TASK PROMPT :: Keep only the lines that hold the string "JSON", filtering out the rest of the entries below.

DATASET EXCERPTS ::

* BEGIN *

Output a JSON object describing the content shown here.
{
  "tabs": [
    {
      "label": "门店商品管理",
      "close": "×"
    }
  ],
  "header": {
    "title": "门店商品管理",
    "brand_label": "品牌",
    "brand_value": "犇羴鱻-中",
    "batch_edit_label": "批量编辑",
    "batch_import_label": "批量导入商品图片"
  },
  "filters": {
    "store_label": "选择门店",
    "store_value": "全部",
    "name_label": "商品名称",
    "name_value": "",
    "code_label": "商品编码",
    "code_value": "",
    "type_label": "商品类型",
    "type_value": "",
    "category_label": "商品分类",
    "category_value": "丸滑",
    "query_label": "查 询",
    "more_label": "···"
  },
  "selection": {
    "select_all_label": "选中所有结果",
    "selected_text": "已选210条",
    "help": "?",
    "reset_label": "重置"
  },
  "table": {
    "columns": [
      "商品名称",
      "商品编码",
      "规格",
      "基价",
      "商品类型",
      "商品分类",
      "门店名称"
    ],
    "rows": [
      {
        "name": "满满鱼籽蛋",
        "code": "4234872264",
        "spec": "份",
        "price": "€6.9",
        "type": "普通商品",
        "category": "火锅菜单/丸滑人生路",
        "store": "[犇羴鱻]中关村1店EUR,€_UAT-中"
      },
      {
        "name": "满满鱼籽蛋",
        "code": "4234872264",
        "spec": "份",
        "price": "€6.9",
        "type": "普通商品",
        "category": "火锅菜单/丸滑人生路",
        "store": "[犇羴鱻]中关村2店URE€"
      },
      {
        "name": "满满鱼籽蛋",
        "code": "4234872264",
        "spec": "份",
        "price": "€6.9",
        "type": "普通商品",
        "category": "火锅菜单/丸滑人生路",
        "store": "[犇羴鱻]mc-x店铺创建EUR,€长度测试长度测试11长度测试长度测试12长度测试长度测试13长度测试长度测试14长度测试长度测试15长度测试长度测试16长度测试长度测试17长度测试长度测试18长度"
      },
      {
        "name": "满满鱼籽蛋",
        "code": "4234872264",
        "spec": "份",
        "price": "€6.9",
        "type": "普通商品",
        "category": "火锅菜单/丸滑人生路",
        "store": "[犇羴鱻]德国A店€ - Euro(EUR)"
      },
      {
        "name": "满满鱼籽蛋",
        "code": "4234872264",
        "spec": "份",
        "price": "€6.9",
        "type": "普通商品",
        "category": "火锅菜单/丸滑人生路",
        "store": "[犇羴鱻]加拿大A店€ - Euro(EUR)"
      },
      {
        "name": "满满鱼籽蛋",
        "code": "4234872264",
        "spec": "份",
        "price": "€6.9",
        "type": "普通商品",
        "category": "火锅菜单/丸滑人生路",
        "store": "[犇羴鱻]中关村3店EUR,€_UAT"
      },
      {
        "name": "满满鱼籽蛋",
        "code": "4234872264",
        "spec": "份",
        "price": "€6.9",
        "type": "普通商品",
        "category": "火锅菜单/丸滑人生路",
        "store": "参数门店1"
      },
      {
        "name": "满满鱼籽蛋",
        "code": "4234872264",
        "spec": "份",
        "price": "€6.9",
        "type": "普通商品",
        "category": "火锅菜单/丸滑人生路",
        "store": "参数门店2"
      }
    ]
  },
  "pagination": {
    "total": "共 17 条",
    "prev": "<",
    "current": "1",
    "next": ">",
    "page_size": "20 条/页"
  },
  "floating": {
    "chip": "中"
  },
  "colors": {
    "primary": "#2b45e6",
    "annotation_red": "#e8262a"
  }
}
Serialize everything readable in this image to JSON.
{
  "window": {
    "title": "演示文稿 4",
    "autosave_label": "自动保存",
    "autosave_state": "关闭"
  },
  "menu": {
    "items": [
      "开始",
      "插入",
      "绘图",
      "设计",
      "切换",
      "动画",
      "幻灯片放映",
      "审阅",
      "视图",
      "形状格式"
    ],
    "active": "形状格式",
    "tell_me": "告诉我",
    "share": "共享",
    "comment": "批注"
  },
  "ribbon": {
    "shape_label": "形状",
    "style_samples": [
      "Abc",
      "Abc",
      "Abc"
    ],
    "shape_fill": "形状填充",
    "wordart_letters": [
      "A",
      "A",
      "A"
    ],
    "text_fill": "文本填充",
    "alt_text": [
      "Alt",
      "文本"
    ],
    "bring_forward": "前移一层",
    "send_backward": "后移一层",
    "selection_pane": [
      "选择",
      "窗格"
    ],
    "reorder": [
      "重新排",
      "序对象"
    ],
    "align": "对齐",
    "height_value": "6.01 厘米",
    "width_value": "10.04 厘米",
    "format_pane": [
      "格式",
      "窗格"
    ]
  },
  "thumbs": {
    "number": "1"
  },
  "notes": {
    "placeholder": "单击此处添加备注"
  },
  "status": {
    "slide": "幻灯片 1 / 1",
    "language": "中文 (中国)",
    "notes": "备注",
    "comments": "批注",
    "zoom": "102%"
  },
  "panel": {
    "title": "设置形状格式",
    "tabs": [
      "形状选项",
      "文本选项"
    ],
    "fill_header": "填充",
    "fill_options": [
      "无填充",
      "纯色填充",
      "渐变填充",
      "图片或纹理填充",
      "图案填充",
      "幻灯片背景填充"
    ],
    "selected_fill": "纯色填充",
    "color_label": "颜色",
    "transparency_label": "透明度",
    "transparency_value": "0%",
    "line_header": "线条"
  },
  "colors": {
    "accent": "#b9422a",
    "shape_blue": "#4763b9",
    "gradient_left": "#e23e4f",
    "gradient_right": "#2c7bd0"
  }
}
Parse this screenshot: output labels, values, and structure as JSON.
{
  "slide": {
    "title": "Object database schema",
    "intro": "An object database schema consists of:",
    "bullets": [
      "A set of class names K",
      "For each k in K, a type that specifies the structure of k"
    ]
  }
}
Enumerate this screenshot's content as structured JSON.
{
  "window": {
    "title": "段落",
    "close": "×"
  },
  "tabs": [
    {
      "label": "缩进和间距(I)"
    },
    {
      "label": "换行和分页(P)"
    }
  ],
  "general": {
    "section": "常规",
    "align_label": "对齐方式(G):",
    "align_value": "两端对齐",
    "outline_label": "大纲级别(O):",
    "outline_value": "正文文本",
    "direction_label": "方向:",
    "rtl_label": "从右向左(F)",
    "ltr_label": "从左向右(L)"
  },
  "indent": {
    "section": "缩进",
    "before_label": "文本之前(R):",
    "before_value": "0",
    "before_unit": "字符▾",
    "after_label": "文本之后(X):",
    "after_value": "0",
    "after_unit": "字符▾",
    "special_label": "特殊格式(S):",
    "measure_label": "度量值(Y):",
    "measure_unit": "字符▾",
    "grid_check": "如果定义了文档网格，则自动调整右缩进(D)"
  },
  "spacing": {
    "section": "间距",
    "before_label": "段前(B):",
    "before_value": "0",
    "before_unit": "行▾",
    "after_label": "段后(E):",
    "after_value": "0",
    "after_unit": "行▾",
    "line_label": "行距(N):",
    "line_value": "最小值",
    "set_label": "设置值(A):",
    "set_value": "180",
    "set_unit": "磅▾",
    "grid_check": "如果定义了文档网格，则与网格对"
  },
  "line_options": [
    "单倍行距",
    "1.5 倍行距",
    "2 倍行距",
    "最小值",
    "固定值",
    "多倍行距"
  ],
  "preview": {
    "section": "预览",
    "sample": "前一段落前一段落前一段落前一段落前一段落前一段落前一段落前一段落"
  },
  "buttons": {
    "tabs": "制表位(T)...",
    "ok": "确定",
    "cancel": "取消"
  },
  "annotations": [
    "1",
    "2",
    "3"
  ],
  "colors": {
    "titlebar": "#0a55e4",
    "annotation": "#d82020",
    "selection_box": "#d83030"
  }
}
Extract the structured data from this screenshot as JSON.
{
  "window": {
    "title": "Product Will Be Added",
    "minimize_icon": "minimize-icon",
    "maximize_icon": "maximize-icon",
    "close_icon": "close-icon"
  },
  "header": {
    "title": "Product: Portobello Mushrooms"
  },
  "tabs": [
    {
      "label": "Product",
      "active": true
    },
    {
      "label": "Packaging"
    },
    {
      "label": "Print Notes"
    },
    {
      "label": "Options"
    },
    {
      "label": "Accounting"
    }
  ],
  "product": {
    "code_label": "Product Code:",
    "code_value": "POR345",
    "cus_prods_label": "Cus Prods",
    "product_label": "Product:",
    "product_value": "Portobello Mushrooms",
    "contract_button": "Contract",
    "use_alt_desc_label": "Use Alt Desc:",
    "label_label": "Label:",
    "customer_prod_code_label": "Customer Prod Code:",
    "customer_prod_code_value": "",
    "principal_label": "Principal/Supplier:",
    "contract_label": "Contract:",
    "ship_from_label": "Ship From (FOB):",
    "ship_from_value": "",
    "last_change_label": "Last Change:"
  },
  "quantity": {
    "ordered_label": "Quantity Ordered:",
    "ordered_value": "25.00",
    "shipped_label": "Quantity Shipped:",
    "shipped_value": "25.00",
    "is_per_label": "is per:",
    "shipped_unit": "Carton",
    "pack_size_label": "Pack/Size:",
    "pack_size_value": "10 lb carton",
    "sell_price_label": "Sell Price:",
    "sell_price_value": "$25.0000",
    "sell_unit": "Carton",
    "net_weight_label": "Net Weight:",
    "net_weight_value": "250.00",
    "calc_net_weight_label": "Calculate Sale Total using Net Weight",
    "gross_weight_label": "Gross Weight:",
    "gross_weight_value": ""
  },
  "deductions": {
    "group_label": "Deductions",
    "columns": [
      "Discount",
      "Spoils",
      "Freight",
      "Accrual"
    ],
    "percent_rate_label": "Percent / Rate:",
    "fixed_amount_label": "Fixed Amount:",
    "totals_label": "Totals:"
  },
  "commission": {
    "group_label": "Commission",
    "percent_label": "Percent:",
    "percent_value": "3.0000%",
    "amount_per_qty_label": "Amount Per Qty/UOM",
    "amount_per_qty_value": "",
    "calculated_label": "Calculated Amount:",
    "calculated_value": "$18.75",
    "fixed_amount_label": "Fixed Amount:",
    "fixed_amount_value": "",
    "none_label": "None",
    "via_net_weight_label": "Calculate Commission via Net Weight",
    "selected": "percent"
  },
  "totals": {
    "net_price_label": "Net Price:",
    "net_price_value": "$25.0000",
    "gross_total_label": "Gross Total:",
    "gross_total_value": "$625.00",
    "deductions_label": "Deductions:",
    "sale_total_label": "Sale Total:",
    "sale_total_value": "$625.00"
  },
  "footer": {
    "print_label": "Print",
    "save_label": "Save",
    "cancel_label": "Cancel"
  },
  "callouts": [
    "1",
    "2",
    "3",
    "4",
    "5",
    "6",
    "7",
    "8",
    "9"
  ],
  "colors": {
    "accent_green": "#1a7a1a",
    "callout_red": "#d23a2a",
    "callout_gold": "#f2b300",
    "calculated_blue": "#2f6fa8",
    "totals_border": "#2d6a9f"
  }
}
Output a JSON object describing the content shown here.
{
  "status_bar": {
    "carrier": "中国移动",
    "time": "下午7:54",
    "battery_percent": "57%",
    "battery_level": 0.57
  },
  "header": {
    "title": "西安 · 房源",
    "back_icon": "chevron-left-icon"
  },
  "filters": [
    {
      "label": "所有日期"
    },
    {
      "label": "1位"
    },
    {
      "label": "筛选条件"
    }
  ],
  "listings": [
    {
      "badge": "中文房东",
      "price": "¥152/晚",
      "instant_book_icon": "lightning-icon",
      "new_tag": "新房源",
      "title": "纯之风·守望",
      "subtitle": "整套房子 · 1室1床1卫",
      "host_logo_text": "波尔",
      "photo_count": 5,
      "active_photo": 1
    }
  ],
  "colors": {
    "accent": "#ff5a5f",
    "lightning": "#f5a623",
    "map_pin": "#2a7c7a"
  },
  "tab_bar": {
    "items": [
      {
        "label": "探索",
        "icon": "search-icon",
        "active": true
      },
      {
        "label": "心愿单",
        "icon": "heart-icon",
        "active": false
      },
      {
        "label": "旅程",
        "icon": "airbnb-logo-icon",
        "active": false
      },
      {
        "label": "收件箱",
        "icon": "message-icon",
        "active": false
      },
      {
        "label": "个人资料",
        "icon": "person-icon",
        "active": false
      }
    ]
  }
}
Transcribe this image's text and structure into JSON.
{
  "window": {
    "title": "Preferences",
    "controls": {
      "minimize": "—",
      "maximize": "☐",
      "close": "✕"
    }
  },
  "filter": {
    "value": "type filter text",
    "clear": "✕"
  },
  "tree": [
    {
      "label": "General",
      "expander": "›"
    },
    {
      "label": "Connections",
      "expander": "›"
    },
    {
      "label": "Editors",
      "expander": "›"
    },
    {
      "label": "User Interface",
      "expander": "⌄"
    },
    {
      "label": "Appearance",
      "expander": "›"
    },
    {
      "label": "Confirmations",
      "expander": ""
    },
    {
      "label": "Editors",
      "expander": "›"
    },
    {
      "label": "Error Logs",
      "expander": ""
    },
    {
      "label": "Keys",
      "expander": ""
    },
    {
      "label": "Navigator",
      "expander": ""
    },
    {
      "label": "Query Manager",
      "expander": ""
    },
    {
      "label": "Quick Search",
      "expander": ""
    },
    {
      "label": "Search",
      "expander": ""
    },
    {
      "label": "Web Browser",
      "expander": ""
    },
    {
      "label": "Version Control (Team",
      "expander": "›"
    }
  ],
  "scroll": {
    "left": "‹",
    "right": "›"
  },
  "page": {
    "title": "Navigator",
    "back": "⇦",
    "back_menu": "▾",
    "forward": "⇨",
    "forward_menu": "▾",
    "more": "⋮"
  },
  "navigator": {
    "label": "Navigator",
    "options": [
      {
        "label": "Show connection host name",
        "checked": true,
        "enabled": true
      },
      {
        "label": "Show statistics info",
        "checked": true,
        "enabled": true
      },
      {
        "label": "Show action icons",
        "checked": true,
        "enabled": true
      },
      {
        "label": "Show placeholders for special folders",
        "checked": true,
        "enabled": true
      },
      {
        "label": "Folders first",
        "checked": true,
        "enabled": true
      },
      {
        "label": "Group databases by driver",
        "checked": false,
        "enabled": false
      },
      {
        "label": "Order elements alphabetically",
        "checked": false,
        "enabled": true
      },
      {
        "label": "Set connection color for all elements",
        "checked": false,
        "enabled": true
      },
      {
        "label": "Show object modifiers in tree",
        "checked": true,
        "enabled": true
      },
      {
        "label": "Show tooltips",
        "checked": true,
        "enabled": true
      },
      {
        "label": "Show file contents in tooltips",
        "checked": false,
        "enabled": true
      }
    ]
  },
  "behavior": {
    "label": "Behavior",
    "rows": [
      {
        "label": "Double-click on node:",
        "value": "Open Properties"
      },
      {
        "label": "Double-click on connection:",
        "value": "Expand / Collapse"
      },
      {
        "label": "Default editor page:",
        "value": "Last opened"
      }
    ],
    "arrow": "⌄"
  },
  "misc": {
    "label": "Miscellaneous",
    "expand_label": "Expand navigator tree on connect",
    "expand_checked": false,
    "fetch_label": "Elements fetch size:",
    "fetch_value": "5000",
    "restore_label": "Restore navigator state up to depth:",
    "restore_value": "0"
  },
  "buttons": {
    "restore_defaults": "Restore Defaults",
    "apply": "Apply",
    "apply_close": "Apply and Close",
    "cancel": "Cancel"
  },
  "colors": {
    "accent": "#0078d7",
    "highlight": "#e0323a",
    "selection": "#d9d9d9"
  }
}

* END *

FULL SOLUTION ::
Output a JSON object describing the content shown here.
Serialize everything readable in this image to JSON.
Parse this screenshot: output labels, values, and structure as JSON.
Enumerate this screenshot's content as structured JSON.
Extract the structured data from this screenshot as JSON.
Output a JSON object describing the content shown here.
Transcribe this image's text and structure into JSON.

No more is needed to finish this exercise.